— Begin —

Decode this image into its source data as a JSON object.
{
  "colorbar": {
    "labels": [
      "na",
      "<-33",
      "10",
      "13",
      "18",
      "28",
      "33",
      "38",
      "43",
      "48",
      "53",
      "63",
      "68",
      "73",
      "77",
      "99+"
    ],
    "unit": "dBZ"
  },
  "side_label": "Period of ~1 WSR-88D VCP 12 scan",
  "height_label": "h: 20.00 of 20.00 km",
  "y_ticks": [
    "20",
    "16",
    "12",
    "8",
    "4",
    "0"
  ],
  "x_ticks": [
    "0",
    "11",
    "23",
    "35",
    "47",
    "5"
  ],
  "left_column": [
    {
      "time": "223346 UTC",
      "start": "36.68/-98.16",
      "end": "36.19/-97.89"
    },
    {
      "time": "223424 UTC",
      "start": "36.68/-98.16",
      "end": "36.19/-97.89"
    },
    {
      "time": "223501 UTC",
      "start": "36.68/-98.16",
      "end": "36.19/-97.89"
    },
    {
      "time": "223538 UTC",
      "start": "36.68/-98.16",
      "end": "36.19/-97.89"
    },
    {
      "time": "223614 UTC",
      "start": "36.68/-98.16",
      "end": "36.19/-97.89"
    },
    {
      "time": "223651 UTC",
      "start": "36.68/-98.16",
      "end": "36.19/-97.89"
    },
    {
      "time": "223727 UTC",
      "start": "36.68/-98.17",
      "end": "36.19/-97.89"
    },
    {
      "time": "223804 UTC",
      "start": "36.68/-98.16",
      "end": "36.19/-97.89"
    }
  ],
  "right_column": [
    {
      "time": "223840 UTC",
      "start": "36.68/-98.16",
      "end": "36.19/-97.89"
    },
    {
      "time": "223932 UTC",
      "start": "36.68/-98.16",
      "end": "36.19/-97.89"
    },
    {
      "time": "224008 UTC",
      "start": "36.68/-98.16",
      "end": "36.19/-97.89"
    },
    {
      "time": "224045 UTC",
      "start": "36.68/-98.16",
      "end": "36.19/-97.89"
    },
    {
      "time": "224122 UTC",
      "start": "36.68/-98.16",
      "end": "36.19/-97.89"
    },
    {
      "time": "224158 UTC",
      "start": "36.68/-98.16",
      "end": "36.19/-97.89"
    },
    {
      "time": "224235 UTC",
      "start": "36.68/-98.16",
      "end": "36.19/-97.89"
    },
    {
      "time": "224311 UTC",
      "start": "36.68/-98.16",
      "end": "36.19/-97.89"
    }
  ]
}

— End —

> **WRITTEN REQUEST**
Return what is listed above, exactly and completely.

> **WRITTEN ANSWER**
Decode this image into its source data as a JSON object.
{
  "colorbar": {
    "labels": [
      "na",
      "<-33",
      "10",
      "13",
      "18",
      "28",
      "33",
      "38",
      "43",
      "48",
      "53",
      "63",
      "68",
      "73",
      "77",
      "99+"
    ],
    "unit": "dBZ"
  },
  "side_label": "Period of ~1 WSR-88D VCP 12 scan",
  "height_label": "h: 20.00 of 20.00 km",
  "y_ticks": [
    "20",
    "16",
    "12",
    "8",
    "4",
    "0"
  ],
  "x_ticks": [
    "0",
    "11",
    "23",
    "35",
    "47",
    "5"
  ],
  "left_column": [
    {
      "time": "223346 UTC",
      "start": "36.68/-98.16",
      "end": "36.19/-97.89"
    },
    {
      "time": "223424 UTC",
      "start": "36.68/-98.16",
      "end": "36.19/-97.89"
    },
    {
      "time": "223501 UTC",
      "start": "36.68/-98.16",
      "end": "36.19/-97.89"
    },
    {
      "time": "223538 UTC",
      "start": "36.68/-98.16",
      "end": "36.19/-97.89"
    },
    {
      "time": "223614 UTC",
      "start": "36.68/-98.16",
      "end": "36.19/-97.89"
    },
    {
      "time": "223651 UTC",
      "start": "36.68/-98.16",
      "end": "36.19/-97.89"
    },
    {
      "time": "223727 UTC",
      "start": "36.68/-98.17",
      "end": "36.19/-97.89"
    },
    {
      "time": "223804 UTC",
      "start": "36.68/-98.16",
      "end": "36.19/-97.89"
    }
  ],
  "right_column": [
    {
      "time": "223840 UTC",
      "start": "36.68/-98.16",
      "end": "36.19/-97.89"
    },
    {
      "time": "223932 UTC",
      "start": "36.68/-98.16",
      "end": "36.19/-97.89"
    },
    {
      "time": "224008 UTC",
      "start": "36.68/-98.16",
      "end": "36.19/-97.89"
    },
    {
      "time": "224045 UTC",
      "start": "36.68/-98.16",
      "end": "36.19/-97.89"
    },
    {
      "time": "224122 UTC",
      "start": "36.68/-98.16",
      "end": "36.19/-97.89"
    },
    {
      "time": "224158 UTC",
      "start": "36.68/-98.16",
      "end": "36.19/-97.89"
    },
    {
      "time": "224235 UTC",
      "start": "36.68/-98.16",
      "end": "36.19/-97.89"
    },
    {
      "time": "224311 UTC",
      "start": "36.68/-98.16",
      "end": "36.19/-97.89"
    }
  ]
}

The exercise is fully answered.